* **Saved entries**
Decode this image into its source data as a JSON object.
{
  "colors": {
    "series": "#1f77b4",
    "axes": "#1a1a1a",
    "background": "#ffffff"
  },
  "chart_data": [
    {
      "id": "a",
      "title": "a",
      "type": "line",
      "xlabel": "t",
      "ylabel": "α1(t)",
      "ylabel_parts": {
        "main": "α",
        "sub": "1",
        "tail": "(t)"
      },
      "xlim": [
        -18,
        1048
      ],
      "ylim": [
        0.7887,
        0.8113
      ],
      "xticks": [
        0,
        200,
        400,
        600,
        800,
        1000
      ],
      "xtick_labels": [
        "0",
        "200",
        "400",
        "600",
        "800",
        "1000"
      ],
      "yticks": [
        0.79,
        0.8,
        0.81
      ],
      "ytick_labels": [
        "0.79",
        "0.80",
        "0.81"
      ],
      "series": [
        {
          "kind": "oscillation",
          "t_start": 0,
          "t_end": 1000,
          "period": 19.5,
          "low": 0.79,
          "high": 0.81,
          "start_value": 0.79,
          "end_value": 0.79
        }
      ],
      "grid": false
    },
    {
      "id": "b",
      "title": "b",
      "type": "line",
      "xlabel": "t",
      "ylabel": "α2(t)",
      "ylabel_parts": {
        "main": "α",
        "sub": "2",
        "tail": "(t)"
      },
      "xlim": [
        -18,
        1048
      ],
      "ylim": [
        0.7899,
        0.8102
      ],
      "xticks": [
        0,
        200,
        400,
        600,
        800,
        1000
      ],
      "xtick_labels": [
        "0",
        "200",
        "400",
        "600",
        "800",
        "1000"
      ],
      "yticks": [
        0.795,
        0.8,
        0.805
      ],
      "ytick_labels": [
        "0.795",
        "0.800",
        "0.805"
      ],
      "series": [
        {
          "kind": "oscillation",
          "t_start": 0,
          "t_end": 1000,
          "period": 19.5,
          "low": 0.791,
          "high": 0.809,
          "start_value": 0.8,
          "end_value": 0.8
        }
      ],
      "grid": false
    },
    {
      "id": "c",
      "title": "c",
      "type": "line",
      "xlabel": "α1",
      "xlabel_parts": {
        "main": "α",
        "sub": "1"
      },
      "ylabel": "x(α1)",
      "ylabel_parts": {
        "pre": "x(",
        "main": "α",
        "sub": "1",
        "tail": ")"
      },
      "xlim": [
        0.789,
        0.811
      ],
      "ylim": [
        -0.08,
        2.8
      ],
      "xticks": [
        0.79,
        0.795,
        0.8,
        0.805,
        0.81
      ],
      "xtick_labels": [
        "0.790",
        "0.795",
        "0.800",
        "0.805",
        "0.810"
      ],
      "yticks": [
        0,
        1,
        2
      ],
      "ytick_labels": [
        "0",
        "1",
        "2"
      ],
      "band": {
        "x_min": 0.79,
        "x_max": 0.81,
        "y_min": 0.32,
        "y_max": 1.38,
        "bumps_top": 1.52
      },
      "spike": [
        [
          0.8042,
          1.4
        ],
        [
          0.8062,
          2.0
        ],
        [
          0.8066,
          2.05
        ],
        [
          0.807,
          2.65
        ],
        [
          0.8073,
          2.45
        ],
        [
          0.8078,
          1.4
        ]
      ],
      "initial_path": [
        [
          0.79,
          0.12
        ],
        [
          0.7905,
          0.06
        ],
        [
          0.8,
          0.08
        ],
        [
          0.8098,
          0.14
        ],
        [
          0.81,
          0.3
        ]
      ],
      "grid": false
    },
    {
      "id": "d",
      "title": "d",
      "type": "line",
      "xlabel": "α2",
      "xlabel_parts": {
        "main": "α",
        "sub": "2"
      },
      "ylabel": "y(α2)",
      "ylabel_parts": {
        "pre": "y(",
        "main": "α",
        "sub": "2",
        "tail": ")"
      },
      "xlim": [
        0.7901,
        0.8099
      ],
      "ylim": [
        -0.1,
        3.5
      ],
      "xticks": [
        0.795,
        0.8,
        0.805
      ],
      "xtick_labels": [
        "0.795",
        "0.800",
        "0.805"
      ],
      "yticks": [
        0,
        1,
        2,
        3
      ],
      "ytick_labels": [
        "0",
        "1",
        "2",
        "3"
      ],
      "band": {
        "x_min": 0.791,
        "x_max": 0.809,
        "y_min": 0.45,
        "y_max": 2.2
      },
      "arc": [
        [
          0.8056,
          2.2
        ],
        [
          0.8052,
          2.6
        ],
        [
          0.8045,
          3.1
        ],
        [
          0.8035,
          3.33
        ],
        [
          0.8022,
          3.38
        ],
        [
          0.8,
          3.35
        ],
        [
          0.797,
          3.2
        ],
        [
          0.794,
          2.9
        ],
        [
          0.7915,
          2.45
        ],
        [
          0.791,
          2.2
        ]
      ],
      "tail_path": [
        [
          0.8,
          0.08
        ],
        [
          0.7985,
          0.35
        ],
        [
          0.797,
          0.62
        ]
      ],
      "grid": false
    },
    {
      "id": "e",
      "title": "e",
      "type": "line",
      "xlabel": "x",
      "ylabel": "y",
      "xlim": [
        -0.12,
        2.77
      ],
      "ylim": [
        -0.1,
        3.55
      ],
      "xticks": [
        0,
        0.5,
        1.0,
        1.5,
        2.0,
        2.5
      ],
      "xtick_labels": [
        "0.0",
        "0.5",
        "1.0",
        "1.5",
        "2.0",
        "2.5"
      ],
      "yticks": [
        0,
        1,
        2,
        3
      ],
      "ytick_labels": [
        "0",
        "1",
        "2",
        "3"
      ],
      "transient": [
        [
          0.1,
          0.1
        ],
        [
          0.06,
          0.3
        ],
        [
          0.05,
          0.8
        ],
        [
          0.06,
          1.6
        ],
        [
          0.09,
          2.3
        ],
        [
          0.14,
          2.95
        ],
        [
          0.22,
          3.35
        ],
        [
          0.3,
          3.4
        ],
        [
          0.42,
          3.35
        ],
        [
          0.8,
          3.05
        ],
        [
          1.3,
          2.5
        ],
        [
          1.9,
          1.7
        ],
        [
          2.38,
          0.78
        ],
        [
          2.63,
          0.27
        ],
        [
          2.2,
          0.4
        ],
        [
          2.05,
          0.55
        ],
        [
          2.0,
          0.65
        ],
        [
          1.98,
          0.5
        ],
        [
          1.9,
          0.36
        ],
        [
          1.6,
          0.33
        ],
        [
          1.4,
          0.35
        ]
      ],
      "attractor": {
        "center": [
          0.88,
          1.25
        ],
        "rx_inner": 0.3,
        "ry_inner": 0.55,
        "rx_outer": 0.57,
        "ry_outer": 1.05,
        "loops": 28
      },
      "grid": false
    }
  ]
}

* **SHORT TASK**
Restate the data above word for word.

* **THE COMPLETED TASK**
Decode this image into its source data as a JSON object.
{
  "colors": {
    "series": "#1f77b4",
    "axes": "#1a1a1a",
    "background": "#ffffff"
  },
  "chart_data": [
    {
      "id": "a",
      "title": "a",
      "type": "line",
      "xlabel": "t",
      "ylabel": "α1(t)",
      "ylabel_parts": {
        "main": "α",
        "sub": "1",
        "tail": "(t)"
      },
      "xlim": [
        -18,
        1048
      ],
      "ylim": [
        0.7887,
        0.8113
      ],
      "xticks": [
        0,
        200,
        400,
        600,
        800,
        1000
      ],
      "xtick_labels": [
        "0",
        "200",
        "400",
        "600",
        "800",
        "1000"
      ],
      "yticks": [
        0.79,
        0.8,
        0.81
      ],
      "ytick_labels": [
        "0.79",
        "0.80",
        "0.81"
      ],
      "series": [
        {
          "kind": "oscillation",
          "t_start": 0,
          "t_end": 1000,
          "period": 19.5,
          "low": 0.79,
          "high": 0.81,
          "start_value": 0.79,
          "end_value": 0.79
        }
      ],
      "grid": false
    },
    {
      "id": "b",
      "title": "b",
      "type": "line",
      "xlabel": "t",
      "ylabel": "α2(t)",
      "ylabel_parts": {
        "main": "α",
        "sub": "2",
        "tail": "(t)"
      },
      "xlim": [
        -18,
        1048
      ],
      "ylim": [
        0.7899,
        0.8102
      ],
      "xticks": [
        0,
        200,
        400,
        600,
        800,
        1000
      ],
      "xtick_labels": [
        "0",
        "200",
        "400",
        "600",
        "800",
        "1000"
      ],
      "yticks": [
        0.795,
        0.8,
        0.805
      ],
      "ytick_labels": [
        "0.795",
        "0.800",
        "0.805"
      ],
      "series": [
        {
          "kind": "oscillation",
          "t_start": 0,
          "t_end": 1000,
          "period": 19.5,
          "low": 0.791,
          "high": 0.809,
          "start_value": 0.8,
          "end_value": 0.8
        }
      ],
      "grid": false
    },
    {
      "id": "c",
      "title": "c",
      "type": "line",
      "xlabel": "α1",
      "xlabel_parts": {
        "main": "α",
        "sub": "1"
      },
      "ylabel": "x(α1)",
      "ylabel_parts": {
        "pre": "x(",
        "main": "α",
        "sub": "1",
        "tail": ")"
      },
      "xlim": [
        0.789,
        0.811
      ],
      "ylim": [
        -0.08,
        2.8
      ],
      "xticks": [
        0.79,
        0.795,
        0.8,
        0.805,
        0.81
      ],
      "xtick_labels": [
        "0.790",
        "0.795",
        "0.800",
        "0.805",
        "0.810"
      ],
      "yticks": [
        0,
        1,
        2
      ],
      "ytick_labels": [
        "0",
        "1",
        "2"
      ],
      "band": {
        "x_min": 0.79,
        "x_max": 0.81,
        "y_min": 0.32,
        "y_max": 1.38,
        "bumps_top": 1.52
      },
      "spike": [
        [
          0.8042,
          1.4
        ],
        [
          0.8062,
          2.0
        ],
        [
          0.8066,
          2.05
        ],
        [
          0.807,
          2.65
        ],
        [
          0.8073,
          2.45
        ],
        [
          0.8078,
          1.4
        ]
      ],
      "initial_path": [
        [
          0.79,
          0.12
        ],
        [
          0.7905,
          0.06
        ],
        [
          0.8,
          0.08
        ],
        [
          0.8098,
          0.14
        ],
        [
          0.81,
          0.3
        ]
      ],
      "grid": false
    },
    {
      "id": "d",
      "title": "d",
      "type": "line",
      "xlabel": "α2",
      "xlabel_parts": {
        "main": "α",
        "sub": "2"
      },
      "ylabel": "y(α2)",
      "ylabel_parts": {
        "pre": "y(",
        "main": "α",
        "sub": "2",
        "tail": ")"
      },
      "xlim": [
        0.7901,
        0.8099
      ],
      "ylim": [
        -0.1,
        3.5
      ],
      "xticks": [
        0.795,
        0.8,
        0.805
      ],
      "xtick_labels": [
        "0.795",
        "0.800",
        "0.805"
      ],
      "yticks": [
        0,
        1,
        2,
        3
      ],
      "ytick_labels": [
        "0",
        "1",
        "2",
        "3"
      ],
      "band": {
        "x_min": 0.791,
        "x_max": 0.809,
        "y_min": 0.45,
        "y_max": 2.2
      },
      "arc": [
        [
          0.8056,
          2.2
        ],
        [
          0.8052,
          2.6
        ],
        [
          0.8045,
          3.1
        ],
        [
          0.8035,
          3.33
        ],
        [
          0.8022,
          3.38
        ],
        [
          0.8,
          3.35
        ],
        [
          0.797,
          3.2
        ],
        [
          0.794,
          2.9
        ],
        [
          0.7915,
          2.45
        ],
        [
          0.791,
          2.2
        ]
      ],
      "tail_path": [
        [
          0.8,
          0.08
        ],
        [
          0.7985,
          0.35
        ],
        [
          0.797,
          0.62
        ]
      ],
      "grid": false
    },
    {
      "id": "e",
      "title": "e",
      "type": "line",
      "xlabel": "x",
      "ylabel": "y",
      "xlim": [
        -0.12,
        2.77
      ],
      "ylim": [
        -0.1,
        3.55
      ],
      "xticks": [
        0,
        0.5,
        1.0,
        1.5,
        2.0,
        2.5
      ],
      "xtick_labels": [
        "0.0",
        "0.5",
        "1.0",
        "1.5",
        "2.0",
        "2.5"
      ],
      "yticks": [
        0,
        1,
        2,
        3
      ],
      "ytick_labels": [
        "0",
        "1",
        "2",
        "3"
      ],
      "transient": [
        [
          0.1,
          0.1
        ],
        [
          0.06,
          0.3
        ],
        [
          0.05,
          0.8
        ],
        [
          0.06,
          1.6
        ],
        [
          0.09,
          2.3
        ],
        [
          0.14,
          2.95
        ],
        [
          0.22,
          3.35
        ],
        [
          0.3,
          3.4
        ],
        [
          0.42,
          3.35
        ],
        [
          0.8,
          3.05
        ],
        [
          1.3,
          2.5
        ],
        [
          1.9,
          1.7
        ],
        [
          2.38,
          0.78
        ],
        [
          2.63,
          0.27
        ],
        [
          2.2,
          0.4
        ],
        [
          2.05,
          0.55
        ],
        [
          2.0,
          0.65
        ],
        [
          1.98,
          0.5
        ],
        [
          1.9,
          0.36
        ],
        [
          1.6,
          0.33
        ],
        [
          1.4,
          0.35
        ]
      ],
      "attractor": {
        "center": [
          0.88,
          1.25
        ],
        "rx_inner": 0.3,
        "ry_inner": 0.55,
        "rx_outer": 0.57,
        "ry_outer": 1.05,
        "loops": 28
      },
      "grid": false
    }
  ]
}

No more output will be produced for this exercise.